- **练习目标**
请从条目的第一行起，到含有“y-tick-label: 32 — [36, 104, 51, 114]”的那一行止，把这些行逐字重抄一遍，首尾两行都算在内。

[边框坐标清单]
════════════════════

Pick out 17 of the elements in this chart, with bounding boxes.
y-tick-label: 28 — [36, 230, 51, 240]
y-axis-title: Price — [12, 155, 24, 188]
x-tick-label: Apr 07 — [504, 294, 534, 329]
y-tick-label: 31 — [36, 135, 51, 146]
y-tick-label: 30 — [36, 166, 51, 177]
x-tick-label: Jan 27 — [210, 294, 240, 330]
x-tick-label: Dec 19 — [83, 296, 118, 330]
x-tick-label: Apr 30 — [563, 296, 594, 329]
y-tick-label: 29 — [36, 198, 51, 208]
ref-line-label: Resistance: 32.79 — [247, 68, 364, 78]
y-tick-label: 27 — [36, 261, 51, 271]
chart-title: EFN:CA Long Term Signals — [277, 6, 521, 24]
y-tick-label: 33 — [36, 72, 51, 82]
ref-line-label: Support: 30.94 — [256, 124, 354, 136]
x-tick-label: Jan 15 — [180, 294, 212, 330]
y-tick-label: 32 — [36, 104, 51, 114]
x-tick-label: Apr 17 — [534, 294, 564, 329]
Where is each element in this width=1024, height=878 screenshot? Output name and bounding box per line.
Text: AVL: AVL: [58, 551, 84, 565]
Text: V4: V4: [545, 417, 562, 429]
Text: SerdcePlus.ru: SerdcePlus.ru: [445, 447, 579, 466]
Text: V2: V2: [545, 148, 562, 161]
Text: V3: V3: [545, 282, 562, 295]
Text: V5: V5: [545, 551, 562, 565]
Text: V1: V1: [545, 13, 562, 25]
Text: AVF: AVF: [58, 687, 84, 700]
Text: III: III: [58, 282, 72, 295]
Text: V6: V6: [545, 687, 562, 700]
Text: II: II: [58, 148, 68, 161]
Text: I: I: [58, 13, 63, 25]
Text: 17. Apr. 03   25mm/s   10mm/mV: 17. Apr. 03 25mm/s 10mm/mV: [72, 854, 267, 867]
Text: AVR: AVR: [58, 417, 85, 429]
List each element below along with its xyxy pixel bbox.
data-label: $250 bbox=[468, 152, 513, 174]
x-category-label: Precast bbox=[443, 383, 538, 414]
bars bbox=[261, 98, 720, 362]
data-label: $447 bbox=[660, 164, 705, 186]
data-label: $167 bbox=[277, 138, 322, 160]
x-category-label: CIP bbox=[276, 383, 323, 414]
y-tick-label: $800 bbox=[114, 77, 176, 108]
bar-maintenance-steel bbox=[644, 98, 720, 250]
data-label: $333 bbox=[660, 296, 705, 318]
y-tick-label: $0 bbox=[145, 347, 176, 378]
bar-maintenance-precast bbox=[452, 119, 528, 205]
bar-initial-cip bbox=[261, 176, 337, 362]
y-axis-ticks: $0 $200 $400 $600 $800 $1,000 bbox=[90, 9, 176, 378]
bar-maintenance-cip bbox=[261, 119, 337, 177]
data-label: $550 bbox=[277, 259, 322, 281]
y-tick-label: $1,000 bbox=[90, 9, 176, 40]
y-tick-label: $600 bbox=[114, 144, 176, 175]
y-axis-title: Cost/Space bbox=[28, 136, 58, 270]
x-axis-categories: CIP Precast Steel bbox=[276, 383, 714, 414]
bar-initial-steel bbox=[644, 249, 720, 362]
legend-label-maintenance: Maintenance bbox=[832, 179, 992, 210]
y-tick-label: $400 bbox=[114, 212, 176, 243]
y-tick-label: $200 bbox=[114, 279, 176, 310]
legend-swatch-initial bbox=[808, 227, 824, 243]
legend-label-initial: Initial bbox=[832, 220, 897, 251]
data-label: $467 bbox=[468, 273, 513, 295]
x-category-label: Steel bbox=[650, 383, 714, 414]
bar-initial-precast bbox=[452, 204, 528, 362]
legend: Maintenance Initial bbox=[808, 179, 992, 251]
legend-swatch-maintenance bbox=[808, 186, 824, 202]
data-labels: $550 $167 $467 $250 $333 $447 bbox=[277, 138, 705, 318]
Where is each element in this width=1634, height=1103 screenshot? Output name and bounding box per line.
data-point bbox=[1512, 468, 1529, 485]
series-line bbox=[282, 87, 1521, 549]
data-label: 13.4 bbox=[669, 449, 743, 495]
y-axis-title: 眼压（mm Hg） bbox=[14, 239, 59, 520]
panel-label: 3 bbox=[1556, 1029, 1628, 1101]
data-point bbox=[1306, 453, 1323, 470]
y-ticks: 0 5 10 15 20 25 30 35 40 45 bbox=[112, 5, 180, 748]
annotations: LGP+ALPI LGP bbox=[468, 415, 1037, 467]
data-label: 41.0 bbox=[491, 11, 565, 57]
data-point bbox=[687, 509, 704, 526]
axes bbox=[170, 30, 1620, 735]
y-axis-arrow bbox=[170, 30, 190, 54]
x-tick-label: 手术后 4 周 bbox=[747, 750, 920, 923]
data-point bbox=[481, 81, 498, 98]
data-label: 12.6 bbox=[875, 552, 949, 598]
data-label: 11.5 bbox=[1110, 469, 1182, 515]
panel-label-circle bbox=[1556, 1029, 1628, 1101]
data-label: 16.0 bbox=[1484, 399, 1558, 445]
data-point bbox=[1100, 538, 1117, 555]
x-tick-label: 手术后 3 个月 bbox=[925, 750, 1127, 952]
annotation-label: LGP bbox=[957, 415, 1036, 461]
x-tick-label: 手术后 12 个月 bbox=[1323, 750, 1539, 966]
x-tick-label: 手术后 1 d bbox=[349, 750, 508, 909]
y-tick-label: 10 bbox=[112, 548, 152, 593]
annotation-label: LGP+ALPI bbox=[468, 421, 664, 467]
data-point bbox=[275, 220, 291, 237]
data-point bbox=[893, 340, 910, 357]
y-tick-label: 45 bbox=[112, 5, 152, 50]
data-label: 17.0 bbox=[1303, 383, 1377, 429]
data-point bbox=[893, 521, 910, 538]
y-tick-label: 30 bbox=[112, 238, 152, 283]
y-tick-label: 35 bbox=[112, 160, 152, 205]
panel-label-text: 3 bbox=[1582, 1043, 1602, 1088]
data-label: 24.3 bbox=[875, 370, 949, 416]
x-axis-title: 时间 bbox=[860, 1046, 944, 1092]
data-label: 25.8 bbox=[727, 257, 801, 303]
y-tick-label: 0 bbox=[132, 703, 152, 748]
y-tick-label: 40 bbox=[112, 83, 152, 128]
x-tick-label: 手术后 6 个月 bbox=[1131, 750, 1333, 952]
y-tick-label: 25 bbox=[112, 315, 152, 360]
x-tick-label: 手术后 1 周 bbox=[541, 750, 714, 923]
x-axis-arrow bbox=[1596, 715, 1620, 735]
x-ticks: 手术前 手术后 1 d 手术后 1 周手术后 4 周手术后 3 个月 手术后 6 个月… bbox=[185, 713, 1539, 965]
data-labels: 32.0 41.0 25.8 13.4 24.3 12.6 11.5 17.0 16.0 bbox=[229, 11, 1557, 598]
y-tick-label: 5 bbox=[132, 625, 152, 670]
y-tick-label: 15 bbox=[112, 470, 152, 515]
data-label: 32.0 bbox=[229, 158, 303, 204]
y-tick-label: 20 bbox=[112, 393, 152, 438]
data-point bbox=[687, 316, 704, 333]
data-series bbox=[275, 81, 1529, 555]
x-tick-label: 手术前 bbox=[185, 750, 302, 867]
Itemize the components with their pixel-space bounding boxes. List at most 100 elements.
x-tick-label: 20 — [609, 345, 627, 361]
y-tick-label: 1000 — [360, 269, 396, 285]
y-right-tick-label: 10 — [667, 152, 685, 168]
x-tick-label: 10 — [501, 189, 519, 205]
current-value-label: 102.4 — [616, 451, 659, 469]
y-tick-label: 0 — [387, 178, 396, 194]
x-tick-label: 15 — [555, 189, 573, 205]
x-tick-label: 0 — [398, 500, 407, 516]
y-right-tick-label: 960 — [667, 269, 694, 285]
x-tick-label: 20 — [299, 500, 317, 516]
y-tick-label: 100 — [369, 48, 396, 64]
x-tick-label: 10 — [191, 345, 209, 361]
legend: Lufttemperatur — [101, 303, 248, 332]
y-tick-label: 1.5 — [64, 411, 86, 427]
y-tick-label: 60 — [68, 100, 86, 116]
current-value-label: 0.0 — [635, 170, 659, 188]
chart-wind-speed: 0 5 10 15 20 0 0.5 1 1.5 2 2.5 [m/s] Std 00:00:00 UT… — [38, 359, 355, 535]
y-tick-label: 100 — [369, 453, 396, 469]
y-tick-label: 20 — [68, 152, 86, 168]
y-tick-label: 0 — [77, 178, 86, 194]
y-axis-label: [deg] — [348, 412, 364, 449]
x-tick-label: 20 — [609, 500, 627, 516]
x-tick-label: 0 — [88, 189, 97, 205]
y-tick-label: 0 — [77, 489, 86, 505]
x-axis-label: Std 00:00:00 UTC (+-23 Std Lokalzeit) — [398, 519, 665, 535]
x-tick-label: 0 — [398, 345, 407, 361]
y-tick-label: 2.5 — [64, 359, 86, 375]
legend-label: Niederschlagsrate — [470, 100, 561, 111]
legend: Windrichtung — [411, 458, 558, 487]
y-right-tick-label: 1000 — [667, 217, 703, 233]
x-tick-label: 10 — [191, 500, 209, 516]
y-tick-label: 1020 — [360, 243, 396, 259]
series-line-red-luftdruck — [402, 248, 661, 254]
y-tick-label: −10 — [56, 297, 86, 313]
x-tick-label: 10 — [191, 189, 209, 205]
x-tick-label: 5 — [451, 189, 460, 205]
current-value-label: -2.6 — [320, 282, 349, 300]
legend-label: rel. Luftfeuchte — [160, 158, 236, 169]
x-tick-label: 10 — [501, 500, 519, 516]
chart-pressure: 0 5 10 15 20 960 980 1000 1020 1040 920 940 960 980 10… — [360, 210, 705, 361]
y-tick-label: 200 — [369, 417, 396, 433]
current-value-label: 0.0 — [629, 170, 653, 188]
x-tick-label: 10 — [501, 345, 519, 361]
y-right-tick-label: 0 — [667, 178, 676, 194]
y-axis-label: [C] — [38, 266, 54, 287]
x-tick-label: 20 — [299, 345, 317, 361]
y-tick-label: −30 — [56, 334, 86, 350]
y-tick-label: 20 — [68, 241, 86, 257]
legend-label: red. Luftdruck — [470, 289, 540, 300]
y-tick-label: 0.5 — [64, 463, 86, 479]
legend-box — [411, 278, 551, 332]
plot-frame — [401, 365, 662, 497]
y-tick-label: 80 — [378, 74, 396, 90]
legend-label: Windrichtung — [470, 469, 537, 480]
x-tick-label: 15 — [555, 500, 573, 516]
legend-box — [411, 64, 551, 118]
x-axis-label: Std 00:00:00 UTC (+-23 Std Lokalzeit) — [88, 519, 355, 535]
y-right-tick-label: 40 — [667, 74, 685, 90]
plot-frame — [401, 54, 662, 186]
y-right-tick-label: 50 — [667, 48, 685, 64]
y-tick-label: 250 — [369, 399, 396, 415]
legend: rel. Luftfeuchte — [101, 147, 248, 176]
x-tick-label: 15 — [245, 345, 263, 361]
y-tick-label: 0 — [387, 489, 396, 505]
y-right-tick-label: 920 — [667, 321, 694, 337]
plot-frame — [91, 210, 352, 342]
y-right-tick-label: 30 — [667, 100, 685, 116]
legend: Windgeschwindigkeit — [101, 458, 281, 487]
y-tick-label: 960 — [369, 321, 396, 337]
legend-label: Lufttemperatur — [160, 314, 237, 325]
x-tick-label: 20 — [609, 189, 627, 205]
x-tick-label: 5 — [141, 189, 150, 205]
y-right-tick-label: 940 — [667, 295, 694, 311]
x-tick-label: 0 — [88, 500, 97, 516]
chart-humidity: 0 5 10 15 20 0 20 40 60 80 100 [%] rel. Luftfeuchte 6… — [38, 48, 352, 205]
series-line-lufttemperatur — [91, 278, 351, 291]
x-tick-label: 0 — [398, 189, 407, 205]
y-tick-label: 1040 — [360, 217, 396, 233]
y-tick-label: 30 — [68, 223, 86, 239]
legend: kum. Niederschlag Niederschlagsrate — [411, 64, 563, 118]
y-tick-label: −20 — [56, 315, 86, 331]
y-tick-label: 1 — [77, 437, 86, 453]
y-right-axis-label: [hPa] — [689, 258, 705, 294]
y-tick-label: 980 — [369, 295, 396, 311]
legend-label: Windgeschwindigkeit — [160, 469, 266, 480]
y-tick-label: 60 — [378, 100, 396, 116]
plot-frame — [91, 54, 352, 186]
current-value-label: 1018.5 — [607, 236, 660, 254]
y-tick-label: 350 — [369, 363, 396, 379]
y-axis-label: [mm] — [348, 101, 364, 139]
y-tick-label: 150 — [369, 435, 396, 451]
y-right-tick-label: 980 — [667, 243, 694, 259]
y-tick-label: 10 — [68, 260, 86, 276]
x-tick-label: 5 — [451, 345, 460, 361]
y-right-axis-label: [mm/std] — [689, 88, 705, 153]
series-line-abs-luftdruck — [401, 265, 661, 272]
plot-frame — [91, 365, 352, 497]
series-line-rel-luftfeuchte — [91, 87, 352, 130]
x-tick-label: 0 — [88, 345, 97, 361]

════════════════════

- **练习结果**
Pick out 17 of the elements in this chart, with bounding boxes.
y-tick-label: 28 — [36, 230, 51, 240]
y-axis-title: Price — [12, 155, 24, 188]
x-tick-label: Apr 07 — [504, 294, 534, 329]
y-tick-label: 31 — [36, 135, 51, 146]
y-tick-label: 30 — [36, 166, 51, 177]
x-tick-label: Jan 27 — [210, 294, 240, 330]
x-tick-label: Dec 19 — [83, 296, 118, 330]
x-tick-label: Apr 30 — [563, 296, 594, 329]
y-tick-label: 29 — [36, 198, 51, 208]
ref-line-label: Resistance: 32.79 — [247, 68, 364, 78]
y-tick-label: 27 — [36, 261, 51, 271]
chart-title: EFN:CA Long Term Signals — [277, 6, 521, 24]
y-tick-label: 33 — [36, 72, 51, 82]
ref-line-label: Support: 30.94 — [256, 124, 354, 136]
x-tick-label: Jan 15 — [180, 294, 212, 330]
y-tick-label: 32 — [36, 104, 51, 114]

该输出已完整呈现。